- _YOUR OBJECTIVE_
Find the number of lines containing the string "screenshot" in the data. Answer with the number by itself.

──────────

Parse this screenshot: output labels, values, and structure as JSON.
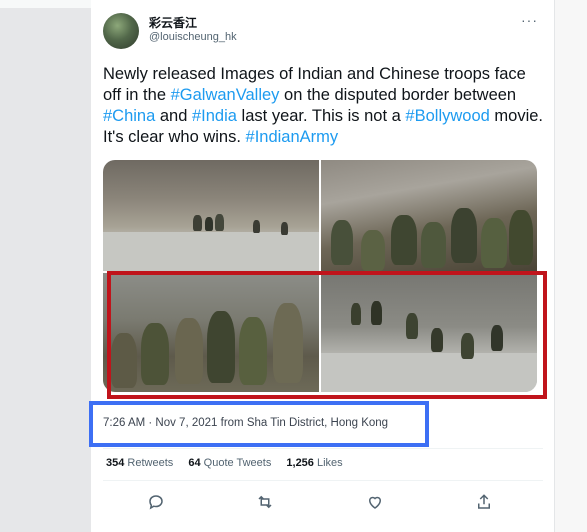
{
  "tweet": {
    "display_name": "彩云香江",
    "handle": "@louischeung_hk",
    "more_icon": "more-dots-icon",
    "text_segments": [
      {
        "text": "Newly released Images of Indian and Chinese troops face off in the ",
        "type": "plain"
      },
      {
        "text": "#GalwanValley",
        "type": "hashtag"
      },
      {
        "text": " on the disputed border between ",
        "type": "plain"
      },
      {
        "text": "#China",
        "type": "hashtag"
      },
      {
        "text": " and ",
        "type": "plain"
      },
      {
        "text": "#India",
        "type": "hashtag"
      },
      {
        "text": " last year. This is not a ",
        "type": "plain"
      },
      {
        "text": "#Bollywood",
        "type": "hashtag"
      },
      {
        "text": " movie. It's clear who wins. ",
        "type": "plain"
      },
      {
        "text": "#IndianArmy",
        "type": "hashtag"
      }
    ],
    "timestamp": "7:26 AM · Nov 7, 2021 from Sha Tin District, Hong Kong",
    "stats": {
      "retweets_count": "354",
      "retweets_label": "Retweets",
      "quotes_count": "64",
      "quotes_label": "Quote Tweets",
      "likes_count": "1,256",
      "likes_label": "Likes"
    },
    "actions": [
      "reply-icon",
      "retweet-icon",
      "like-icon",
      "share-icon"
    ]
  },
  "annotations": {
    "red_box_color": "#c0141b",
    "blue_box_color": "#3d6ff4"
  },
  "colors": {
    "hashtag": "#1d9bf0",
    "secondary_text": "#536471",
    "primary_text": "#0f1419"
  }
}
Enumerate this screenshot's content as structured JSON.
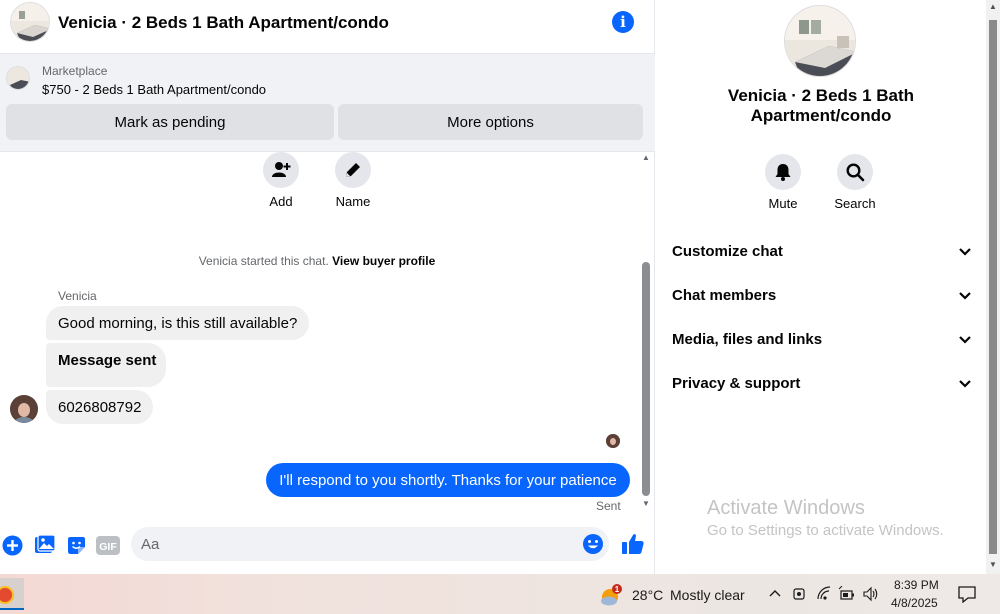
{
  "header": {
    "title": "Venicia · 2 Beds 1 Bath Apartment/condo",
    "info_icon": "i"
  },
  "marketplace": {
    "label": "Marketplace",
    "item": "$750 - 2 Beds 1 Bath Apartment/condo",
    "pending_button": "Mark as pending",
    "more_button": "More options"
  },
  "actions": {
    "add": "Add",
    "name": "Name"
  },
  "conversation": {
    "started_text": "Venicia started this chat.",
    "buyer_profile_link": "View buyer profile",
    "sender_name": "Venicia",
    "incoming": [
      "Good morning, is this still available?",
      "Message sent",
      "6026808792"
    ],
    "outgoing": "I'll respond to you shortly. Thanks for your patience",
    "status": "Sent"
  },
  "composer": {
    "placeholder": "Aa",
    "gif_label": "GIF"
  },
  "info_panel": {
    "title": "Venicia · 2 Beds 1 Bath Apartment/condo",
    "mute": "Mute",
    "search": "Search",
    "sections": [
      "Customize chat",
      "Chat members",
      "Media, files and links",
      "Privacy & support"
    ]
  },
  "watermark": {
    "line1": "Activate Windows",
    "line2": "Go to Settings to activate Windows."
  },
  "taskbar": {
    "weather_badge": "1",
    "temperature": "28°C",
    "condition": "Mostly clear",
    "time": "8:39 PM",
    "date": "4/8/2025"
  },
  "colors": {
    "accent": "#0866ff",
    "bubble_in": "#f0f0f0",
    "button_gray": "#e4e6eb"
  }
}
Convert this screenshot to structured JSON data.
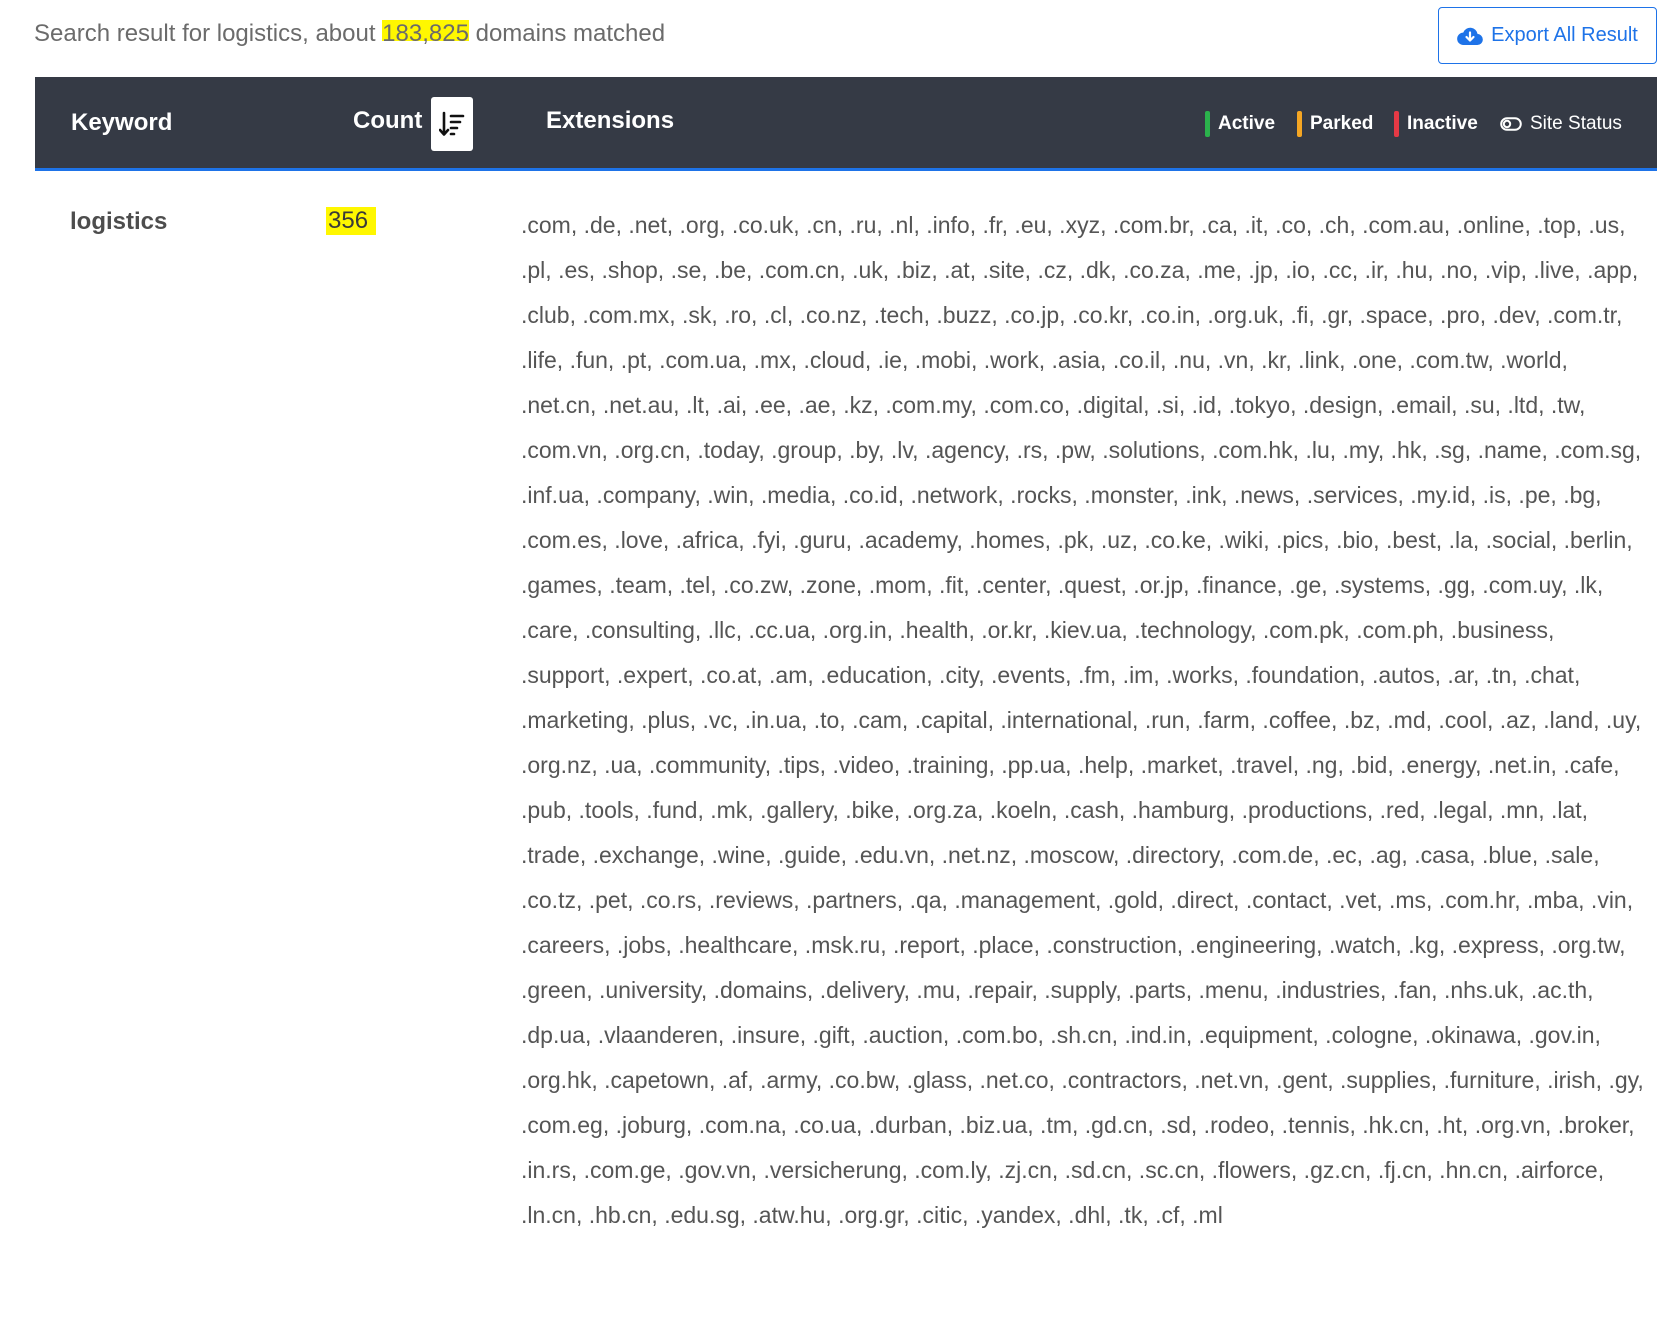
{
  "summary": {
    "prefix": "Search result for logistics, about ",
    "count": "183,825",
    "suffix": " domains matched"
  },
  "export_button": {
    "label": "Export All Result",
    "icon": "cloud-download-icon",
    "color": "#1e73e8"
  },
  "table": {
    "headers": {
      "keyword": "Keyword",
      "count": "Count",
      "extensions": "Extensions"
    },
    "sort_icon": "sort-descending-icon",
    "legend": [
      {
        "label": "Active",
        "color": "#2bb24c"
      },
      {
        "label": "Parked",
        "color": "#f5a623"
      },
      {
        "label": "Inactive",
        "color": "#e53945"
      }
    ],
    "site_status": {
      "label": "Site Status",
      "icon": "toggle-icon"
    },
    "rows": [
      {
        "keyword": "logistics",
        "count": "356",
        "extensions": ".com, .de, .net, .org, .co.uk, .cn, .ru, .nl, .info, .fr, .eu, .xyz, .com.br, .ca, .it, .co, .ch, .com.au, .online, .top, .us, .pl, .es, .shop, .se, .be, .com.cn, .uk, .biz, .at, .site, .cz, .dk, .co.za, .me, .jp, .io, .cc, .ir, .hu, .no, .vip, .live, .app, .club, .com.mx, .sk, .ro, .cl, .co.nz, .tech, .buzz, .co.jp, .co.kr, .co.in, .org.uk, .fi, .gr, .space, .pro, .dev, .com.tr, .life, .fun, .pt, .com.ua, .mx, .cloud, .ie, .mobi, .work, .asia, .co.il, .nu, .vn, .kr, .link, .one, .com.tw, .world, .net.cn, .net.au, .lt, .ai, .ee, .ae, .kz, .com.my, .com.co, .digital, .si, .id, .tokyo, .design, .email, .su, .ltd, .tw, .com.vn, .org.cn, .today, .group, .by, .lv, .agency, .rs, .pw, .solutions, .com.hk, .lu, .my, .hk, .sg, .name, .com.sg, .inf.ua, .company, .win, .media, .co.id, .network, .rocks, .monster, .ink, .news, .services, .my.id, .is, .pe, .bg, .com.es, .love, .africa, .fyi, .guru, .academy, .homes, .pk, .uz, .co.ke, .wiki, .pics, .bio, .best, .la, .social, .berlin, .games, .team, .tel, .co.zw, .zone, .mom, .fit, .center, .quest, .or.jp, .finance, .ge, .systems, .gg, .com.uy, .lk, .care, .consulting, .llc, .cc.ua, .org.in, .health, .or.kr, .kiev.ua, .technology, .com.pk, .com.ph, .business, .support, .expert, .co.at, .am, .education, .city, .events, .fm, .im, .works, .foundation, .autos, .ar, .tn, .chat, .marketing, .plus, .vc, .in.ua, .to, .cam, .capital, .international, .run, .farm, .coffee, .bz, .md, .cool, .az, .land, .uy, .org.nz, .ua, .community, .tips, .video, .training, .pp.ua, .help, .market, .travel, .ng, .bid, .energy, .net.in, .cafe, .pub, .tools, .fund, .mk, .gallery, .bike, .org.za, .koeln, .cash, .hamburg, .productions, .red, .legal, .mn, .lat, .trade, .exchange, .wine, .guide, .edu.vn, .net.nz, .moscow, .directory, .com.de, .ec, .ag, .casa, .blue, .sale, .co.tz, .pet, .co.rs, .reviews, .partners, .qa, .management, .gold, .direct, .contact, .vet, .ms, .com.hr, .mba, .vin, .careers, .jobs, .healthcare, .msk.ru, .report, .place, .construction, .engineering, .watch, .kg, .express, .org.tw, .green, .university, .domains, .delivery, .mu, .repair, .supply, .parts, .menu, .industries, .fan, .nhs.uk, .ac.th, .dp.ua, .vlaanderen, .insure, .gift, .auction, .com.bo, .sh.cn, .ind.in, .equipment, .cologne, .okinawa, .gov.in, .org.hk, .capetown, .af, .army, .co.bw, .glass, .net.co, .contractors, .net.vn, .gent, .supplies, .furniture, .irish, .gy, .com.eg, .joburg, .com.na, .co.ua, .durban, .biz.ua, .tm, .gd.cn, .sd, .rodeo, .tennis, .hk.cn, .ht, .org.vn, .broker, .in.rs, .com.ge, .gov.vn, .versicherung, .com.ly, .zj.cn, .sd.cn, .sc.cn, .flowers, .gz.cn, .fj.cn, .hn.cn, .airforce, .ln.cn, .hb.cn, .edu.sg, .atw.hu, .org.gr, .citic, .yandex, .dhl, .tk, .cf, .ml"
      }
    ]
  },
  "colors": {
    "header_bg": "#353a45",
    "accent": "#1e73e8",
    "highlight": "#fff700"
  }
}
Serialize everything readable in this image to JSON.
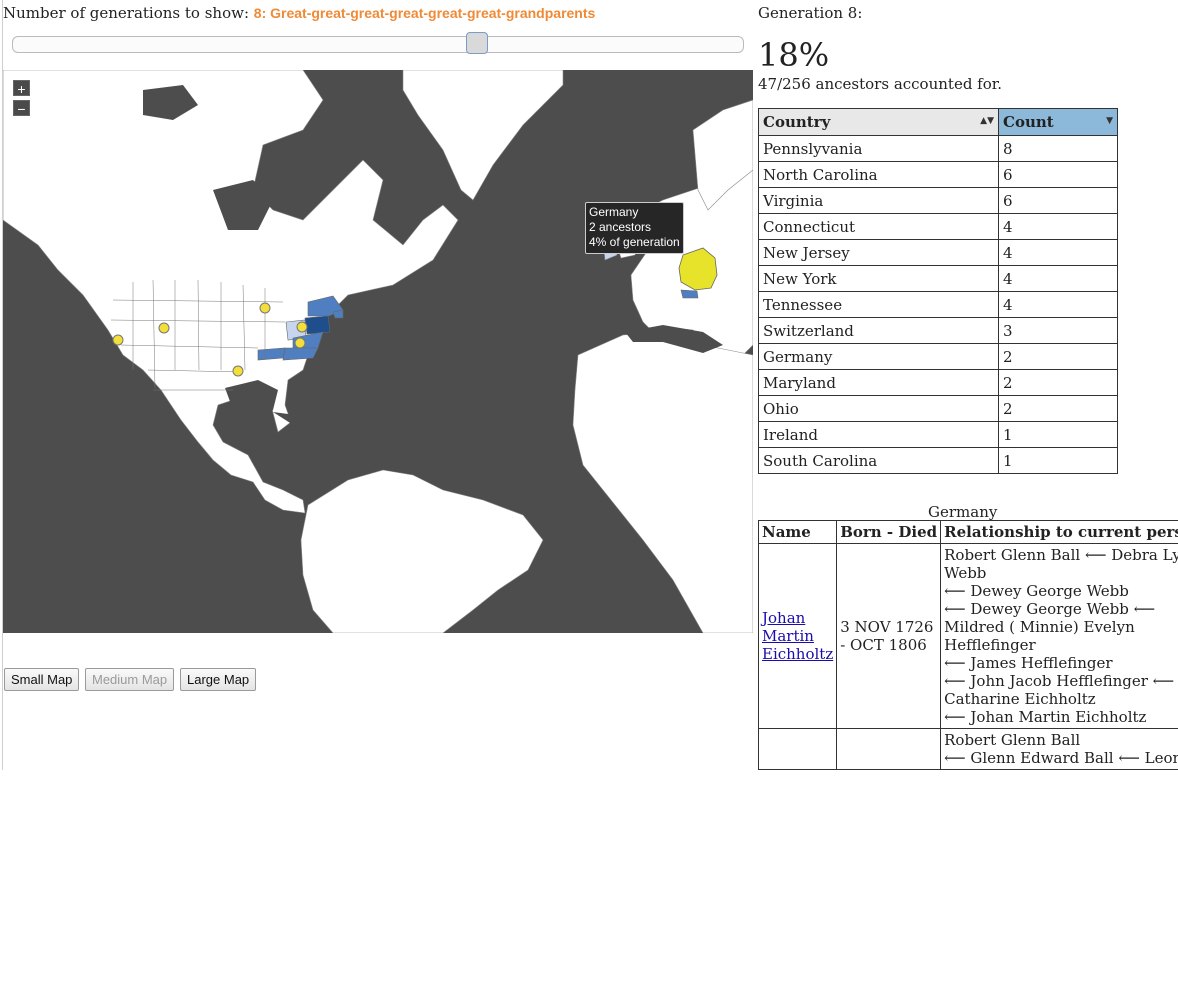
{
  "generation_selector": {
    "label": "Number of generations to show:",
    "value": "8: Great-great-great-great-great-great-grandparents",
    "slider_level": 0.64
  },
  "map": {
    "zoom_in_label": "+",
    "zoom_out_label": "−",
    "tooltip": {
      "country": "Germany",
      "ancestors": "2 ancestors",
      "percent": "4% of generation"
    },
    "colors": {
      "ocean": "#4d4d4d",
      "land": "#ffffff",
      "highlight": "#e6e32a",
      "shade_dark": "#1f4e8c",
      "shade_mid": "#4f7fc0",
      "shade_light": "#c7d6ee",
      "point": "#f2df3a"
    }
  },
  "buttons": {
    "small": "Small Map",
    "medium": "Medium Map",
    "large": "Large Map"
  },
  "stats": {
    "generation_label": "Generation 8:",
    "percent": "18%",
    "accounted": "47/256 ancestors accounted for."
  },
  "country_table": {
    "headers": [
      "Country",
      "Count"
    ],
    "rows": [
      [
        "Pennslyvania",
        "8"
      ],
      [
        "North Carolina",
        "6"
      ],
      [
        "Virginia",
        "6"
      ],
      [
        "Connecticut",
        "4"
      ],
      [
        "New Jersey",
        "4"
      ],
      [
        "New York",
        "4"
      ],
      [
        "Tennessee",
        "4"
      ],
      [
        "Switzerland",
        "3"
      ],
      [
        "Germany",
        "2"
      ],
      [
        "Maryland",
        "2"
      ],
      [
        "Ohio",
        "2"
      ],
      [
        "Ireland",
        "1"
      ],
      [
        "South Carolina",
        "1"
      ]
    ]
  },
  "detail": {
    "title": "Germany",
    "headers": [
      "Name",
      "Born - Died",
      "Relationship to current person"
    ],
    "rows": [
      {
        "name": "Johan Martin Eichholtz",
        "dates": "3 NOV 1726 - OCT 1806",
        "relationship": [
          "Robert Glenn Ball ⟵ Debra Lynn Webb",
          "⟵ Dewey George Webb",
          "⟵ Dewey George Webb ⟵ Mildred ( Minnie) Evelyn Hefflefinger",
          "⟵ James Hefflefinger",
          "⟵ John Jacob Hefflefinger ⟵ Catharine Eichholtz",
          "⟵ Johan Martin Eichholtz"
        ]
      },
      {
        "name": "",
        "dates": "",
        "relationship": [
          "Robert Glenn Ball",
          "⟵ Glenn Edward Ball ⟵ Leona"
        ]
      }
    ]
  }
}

──────────

- _ANSWER FOR THE TASK_
3